■ What is needed
Report all lines below with the word "AMER".

*** Block opens ***

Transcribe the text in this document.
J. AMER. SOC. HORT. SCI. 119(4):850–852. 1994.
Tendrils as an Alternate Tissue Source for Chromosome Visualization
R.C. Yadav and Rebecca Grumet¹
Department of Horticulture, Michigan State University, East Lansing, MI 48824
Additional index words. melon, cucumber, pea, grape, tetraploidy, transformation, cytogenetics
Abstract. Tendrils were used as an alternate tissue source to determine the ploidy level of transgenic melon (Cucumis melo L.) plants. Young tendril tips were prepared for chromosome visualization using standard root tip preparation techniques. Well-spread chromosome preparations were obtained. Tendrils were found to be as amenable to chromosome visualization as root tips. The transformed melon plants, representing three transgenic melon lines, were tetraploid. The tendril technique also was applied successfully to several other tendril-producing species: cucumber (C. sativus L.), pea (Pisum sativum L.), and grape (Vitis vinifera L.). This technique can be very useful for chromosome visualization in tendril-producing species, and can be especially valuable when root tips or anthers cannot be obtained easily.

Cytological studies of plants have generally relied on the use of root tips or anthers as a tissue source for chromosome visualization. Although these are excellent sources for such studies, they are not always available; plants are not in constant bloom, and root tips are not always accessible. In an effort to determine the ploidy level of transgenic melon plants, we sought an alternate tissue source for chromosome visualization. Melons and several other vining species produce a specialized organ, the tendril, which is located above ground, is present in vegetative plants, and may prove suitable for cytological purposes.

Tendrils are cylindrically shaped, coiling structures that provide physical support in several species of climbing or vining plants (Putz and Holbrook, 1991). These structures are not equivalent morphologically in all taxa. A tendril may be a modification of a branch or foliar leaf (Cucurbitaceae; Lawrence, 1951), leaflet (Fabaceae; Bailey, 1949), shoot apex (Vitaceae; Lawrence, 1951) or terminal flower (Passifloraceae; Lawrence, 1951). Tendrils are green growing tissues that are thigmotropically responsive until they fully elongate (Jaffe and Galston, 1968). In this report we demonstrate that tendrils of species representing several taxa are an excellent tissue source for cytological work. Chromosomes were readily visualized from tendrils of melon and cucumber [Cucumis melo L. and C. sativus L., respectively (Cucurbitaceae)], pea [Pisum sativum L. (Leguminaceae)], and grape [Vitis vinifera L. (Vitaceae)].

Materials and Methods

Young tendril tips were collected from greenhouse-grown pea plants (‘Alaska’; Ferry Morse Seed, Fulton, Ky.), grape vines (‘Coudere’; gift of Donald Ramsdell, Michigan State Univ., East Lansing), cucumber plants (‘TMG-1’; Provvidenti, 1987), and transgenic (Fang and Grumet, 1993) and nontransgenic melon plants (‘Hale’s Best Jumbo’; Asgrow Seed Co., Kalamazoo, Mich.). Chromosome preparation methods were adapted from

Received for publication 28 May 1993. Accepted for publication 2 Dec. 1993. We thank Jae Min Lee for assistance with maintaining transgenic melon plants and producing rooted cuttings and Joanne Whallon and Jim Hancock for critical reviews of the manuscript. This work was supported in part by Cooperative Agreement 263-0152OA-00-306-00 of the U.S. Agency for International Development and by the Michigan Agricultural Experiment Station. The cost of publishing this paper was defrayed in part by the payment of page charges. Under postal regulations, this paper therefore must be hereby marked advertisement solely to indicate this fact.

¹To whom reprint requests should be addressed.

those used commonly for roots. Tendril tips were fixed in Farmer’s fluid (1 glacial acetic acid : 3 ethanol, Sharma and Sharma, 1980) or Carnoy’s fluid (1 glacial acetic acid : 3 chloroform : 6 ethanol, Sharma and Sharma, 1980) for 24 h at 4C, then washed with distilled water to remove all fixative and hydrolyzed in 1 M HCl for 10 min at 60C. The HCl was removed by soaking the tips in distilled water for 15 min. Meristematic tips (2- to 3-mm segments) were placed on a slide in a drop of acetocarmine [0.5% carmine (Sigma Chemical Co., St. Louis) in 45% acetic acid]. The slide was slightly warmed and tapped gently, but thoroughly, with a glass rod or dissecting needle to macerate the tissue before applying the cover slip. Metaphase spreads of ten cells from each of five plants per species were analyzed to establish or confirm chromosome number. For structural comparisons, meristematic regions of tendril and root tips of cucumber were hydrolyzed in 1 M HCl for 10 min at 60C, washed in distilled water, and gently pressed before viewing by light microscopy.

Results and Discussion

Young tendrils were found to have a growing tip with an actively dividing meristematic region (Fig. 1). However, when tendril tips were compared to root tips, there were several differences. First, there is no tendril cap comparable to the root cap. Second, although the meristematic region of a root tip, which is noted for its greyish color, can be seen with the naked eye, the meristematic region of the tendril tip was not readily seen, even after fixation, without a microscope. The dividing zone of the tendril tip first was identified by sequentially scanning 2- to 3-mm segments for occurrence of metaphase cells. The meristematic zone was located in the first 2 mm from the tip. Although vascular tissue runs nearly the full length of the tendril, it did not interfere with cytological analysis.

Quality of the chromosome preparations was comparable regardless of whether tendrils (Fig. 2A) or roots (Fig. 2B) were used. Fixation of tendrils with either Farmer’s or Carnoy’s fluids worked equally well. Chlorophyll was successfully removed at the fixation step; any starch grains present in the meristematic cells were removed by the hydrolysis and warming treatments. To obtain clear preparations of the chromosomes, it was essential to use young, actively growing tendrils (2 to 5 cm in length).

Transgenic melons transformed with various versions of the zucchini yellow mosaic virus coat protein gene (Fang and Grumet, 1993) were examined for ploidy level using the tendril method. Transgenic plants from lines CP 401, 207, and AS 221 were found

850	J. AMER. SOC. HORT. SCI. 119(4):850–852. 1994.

*** Block closes ***

■ Response
J. AMER. SOC. HORT. SCI. 119(4):850–852. 1994.
850	J. AMER. SOC. HORT. SCI. 119(4):850–852. 1994.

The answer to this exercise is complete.